PROBLEM DETAILS
Transcribe the records below exactly, leaving out any pictures.

Records from a dataset:
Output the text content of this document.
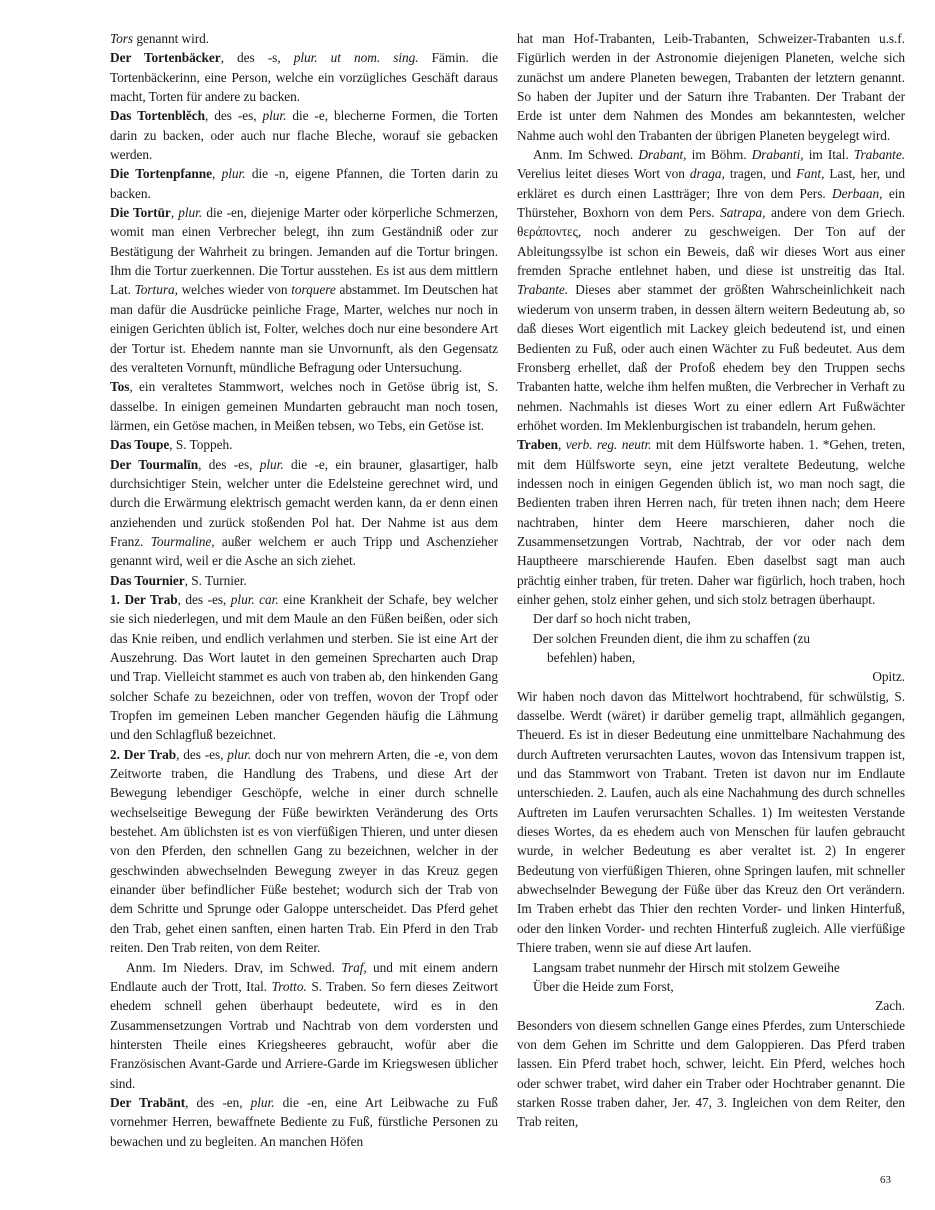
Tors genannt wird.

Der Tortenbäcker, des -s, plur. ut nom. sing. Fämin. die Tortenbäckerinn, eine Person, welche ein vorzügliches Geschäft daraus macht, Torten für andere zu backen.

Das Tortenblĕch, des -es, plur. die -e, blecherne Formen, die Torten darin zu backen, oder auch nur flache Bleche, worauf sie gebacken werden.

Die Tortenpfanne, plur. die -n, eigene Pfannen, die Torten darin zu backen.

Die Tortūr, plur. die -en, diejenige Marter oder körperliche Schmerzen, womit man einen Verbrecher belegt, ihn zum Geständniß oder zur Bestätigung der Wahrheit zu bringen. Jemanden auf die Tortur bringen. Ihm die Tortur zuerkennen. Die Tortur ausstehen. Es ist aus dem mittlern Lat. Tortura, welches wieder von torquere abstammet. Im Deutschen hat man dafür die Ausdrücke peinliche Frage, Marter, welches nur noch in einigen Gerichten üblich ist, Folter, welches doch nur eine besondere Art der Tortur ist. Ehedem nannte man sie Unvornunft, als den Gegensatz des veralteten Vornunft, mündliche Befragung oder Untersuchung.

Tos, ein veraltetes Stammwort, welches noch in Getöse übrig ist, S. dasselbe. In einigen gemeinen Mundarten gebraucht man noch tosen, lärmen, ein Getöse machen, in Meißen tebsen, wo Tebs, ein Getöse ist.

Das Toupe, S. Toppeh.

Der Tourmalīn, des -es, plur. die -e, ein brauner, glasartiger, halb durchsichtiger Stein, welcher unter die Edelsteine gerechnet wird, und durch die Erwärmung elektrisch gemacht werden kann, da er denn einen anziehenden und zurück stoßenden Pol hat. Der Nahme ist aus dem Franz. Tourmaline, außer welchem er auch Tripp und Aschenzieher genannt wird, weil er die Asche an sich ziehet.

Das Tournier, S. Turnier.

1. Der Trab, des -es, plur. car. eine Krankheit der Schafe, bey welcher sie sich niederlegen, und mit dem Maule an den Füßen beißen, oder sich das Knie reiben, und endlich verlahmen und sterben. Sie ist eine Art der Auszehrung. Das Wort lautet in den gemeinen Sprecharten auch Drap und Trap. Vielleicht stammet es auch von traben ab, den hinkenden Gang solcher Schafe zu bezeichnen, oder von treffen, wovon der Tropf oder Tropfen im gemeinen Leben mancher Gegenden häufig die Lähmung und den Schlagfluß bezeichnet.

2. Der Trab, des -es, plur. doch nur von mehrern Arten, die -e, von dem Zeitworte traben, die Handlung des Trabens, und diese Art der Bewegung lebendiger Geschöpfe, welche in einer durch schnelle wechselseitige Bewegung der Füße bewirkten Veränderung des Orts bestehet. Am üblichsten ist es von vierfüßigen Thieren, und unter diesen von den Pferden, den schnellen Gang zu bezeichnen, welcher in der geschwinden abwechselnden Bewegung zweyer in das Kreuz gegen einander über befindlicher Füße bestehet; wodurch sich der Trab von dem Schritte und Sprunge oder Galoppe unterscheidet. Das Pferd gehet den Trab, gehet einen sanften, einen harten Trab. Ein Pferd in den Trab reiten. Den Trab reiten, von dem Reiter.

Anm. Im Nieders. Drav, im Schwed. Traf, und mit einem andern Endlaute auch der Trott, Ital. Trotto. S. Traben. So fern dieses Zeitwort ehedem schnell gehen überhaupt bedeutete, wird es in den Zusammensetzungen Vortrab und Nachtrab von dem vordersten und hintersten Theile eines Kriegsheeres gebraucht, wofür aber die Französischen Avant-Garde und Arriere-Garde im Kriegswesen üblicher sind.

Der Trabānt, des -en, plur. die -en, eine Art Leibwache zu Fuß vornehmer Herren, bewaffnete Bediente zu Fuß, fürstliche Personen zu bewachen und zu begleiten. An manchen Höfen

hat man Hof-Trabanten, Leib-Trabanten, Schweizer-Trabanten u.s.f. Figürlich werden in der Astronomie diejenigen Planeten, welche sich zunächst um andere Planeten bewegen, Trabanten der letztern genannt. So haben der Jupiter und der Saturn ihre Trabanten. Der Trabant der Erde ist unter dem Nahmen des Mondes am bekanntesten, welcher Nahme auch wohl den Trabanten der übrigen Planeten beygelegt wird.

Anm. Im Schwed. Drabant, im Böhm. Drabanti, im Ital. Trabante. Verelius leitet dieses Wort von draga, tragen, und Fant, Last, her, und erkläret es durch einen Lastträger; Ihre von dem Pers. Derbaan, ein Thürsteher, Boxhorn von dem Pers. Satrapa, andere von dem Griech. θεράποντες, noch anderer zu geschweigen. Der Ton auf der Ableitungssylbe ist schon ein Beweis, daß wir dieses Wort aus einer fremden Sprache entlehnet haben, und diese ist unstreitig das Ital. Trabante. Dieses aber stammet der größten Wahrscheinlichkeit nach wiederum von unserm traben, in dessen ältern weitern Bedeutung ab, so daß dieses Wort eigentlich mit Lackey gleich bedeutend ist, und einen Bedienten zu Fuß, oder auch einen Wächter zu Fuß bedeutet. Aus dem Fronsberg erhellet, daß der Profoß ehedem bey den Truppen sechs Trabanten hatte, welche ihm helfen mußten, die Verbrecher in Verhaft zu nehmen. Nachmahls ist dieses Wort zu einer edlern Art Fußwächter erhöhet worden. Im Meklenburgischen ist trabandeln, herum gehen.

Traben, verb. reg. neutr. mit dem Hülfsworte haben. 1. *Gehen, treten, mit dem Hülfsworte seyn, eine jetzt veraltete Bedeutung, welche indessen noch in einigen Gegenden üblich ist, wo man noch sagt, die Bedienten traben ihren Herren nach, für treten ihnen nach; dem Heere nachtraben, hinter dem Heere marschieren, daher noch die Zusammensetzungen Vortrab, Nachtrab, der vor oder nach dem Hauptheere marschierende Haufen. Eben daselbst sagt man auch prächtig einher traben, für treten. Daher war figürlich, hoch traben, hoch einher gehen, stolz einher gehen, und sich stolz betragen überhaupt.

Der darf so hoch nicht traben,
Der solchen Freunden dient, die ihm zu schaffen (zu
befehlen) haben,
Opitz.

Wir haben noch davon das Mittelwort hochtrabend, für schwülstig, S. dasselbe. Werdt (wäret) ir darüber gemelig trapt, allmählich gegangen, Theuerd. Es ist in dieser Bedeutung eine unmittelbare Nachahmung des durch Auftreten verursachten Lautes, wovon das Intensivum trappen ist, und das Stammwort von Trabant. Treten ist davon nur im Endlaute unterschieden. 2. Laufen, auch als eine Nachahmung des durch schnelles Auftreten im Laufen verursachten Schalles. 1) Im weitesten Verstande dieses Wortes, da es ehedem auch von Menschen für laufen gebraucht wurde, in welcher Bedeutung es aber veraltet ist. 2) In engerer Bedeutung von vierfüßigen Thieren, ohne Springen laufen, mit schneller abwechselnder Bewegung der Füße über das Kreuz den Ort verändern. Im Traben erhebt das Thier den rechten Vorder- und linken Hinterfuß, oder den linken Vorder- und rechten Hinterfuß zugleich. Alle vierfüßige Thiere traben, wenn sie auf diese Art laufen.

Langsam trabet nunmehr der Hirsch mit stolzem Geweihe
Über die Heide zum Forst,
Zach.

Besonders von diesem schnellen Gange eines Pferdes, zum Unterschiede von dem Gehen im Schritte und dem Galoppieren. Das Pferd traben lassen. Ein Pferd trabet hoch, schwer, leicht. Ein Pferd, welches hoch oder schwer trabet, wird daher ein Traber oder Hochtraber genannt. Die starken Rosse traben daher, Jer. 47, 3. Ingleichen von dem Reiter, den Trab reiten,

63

ANSWER TO THE EXERCISE
Output the text content of this document.
Tors genannt wird.

Der Tortenbäcker, des -s, plur. ut nom. sing. Fämin. die Tortenbäckerinn, eine Person, welche ein vorzügliches Geschäft daraus macht, Torten für andere zu backen.

Das Tortenblĕch, des -es, plur. die -e, blecherne Formen, die Torten darin zu backen, oder auch nur flache Bleche, worauf sie gebacken werden.

Die Tortenpfanne, plur. die -n, eigene Pfannen, die Torten darin zu backen.

Die Tortūr, plur. die -en, diejenige Marter oder körperliche Schmerzen, womit man einen Verbrecher belegt, ihn zum Geständniß oder zur Bestätigung der Wahrheit zu bringen. Jemanden auf die Tortur bringen. Ihm die Tortur zuerkennen. Die Tortur ausstehen. Es ist aus dem mittlern Lat. Tortura, welches wieder von torquere abstammet. Im Deutschen hat man dafür die Ausdrücke peinliche Frage, Marter, welches nur noch in einigen Gerichten üblich ist, Folter, welches doch nur eine besondere Art der Tortur ist. Ehedem nannte man sie Unvornunft, als den Gegensatz des veralteten Vornunft, mündliche Befragung oder Untersuchung.

Tos, ein veraltetes Stammwort, welches noch in Getöse übrig ist, S. dasselbe. In einigen gemeinen Mundarten gebraucht man noch tosen, lärmen, ein Getöse machen, in Meißen tebsen, wo Tebs, ein Getöse ist.

Das Toupe, S. Toppeh.

Der Tourmalīn, des -es, plur. die -e, ein brauner, glasartiger, halb durchsichtiger Stein, welcher unter die Edelsteine gerechnet wird, und durch die Erwärmung elektrisch gemacht werden kann, da er denn einen anziehenden und zurück stoßenden Pol hat. Der Nahme ist aus dem Franz. Tourmaline, außer welchem er auch Tripp und Aschenzieher genannt wird, weil er die Asche an sich ziehet.

Das Tournier, S. Turnier.

1. Der Trab, des -es, plur. car. eine Krankheit der Schafe, bey welcher sie sich niederlegen, und mit dem Maule an den Füßen beißen, oder sich das Knie reiben, und endlich verlahmen und sterben. Sie ist eine Art der Auszehrung. Das Wort lautet in den gemeinen Sprecharten auch Drap und Trap. Vielleicht stammet es auch von traben ab, den hinkenden Gang solcher Schafe zu bezeichnen, oder von treffen, wovon der Tropf oder Tropfen im gemeinen Leben mancher Gegenden häufig die Lähmung und den Schlagfluß bezeichnet.

2. Der Trab, des -es, plur. doch nur von mehrern Arten, die -e, von dem Zeitworte traben, die Handlung des Trabens, und diese Art der Bewegung lebendiger Geschöpfe, welche in einer durch schnelle wechselseitige Bewegung der Füße bewirkten Veränderung des Orts bestehet. Am üblichsten ist es von vierfüßigen Thieren, und unter diesen von den Pferden, den schnellen Gang zu bezeichnen, welcher in der geschwinden abwechselnden Bewegung zweyer in das Kreuz gegen einander über befindlicher Füße bestehet; wodurch sich der Trab von dem Schritte und Sprunge oder Galoppe unterscheidet. Das Pferd gehet den Trab, gehet einen sanften, einen harten Trab. Ein Pferd in den Trab reiten. Den Trab reiten, von dem Reiter.

Anm. Im Nieders. Drav, im Schwed. Traf, und mit einem andern Endlaute auch der Trott, Ital. Trotto. S. Traben. So fern dieses Zeitwort ehedem schnell gehen überhaupt bedeutete, wird es in den Zusammensetzungen Vortrab und Nachtrab von dem vordersten und hintersten Theile eines Kriegsheeres gebraucht, wofür aber die Französischen Avant-Garde und Arriere-Garde im Kriegswesen üblicher sind.

Der Trabānt, des -en, plur. die -en, eine Art Leibwache zu Fuß vornehmer Herren, bewaffnete Bediente zu Fuß, fürstliche Personen zu bewachen und zu begleiten. An manchen Höfen

hat man Hof-Trabanten, Leib-Trabanten, Schweizer-Trabanten u.s.f. Figürlich werden in der Astronomie diejenigen Planeten, welche sich zunächst um andere Planeten bewegen, Trabanten der letztern genannt. So haben der Jupiter und der Saturn ihre Trabanten. Der Trabant der Erde ist unter dem Nahmen des Mondes am bekanntesten, welcher Nahme auch wohl den Trabanten der übrigen Planeten beygelegt wird.

Anm. Im Schwed. Drabant, im Böhm. Drabanti, im Ital. Trabante. Verelius leitet dieses Wort von draga, tragen, und Fant, Last, her, und erkläret es durch einen Lastträger; Ihre von dem Pers. Derbaan, ein Thürsteher, Boxhorn von dem Pers. Satrapa, andere von dem Griech. θεράποντες, noch anderer zu geschweigen. Der Ton auf der Ableitungssylbe ist schon ein Beweis, daß wir dieses Wort aus einer fremden Sprache entlehnet haben, und diese ist unstreitig das Ital. Trabante. Dieses aber stammet der größten Wahrscheinlichkeit nach wiederum von unserm traben, in dessen ältern weitern Bedeutung ab, so daß dieses Wort eigentlich mit Lackey gleich bedeutend ist, und einen Bedienten zu Fuß, oder auch einen Wächter zu Fuß bedeutet. Aus dem Fronsberg erhellet, daß der Profoß ehedem bey den Truppen sechs Trabanten hatte, welche ihm helfen mußten, die Verbrecher in Verhaft zu nehmen. Nachmahls ist dieses Wort zu einer edlern Art Fußwächter erhöhet worden. Im Meklenburgischen ist trabandeln, herum gehen.

Traben, verb. reg. neutr. mit dem Hülfsworte haben. 1. *Gehen, treten, mit dem Hülfsworte seyn, eine jetzt veraltete Bedeutung, welche indessen noch in einigen Gegenden üblich ist, wo man noch sagt, die Bedienten traben ihren Herren nach, für treten ihnen nach; dem Heere nachtraben, hinter dem Heere marschieren, daher noch die Zusammensetzungen Vortrab, Nachtrab, der vor oder nach dem Hauptheere marschierende Haufen. Eben daselbst sagt man auch prächtig einher traben, für treten. Daher war figürlich, hoch traben, hoch einher gehen, stolz einher gehen, und sich stolz betragen überhaupt.

Der darf so hoch nicht traben,
Der solchen Freunden dient, die ihm zu schaffen (zu
befehlen) haben,
Opitz.

Wir haben noch davon das Mittelwort hochtrabend, für schwülstig, S. dasselbe. Werdt (wäret) ir darüber gemelig trapt, allmählich gegangen, Theuerd. Es ist in dieser Bedeutung eine unmittelbare Nachahmung des durch Auftreten verursachten Lautes, wovon das Intensivum trappen ist, und das Stammwort von Trabant. Treten ist davon nur im Endlaute unterschieden. 2. Laufen, auch als eine Nachahmung des durch schnelles Auftreten im Laufen verursachten Schalles. 1) Im weitesten Verstande dieses Wortes, da es ehedem auch von Menschen für laufen gebraucht wurde, in welcher Bedeutung es aber veraltet ist. 2) In engerer Bedeutung von vierfüßigen Thieren, ohne Springen laufen, mit schneller abwechselnder Bewegung der Füße über das Kreuz den Ort verändern. Im Traben erhebt das Thier den rechten Vorder- und linken Hinterfuß, oder den linken Vorder- und rechten Hinterfuß zugleich. Alle vierfüßige Thiere traben, wenn sie auf diese Art laufen.

Langsam trabet nunmehr der Hirsch mit stolzem Geweihe
Über die Heide zum Forst,
Zach.

Besonders von diesem schnellen Gange eines Pferdes, zum Unterschiede von dem Gehen im Schritte und dem Galoppieren. Das Pferd traben lassen. Ein Pferd trabet hoch, schwer, leicht. Ein Pferd, welches hoch oder schwer trabet, wird daher ein Traber oder Hochtraber genannt. Die starken Rosse traben daher, Jer. 47, 3. Ingleichen von dem Reiter, den Trab reiten,

63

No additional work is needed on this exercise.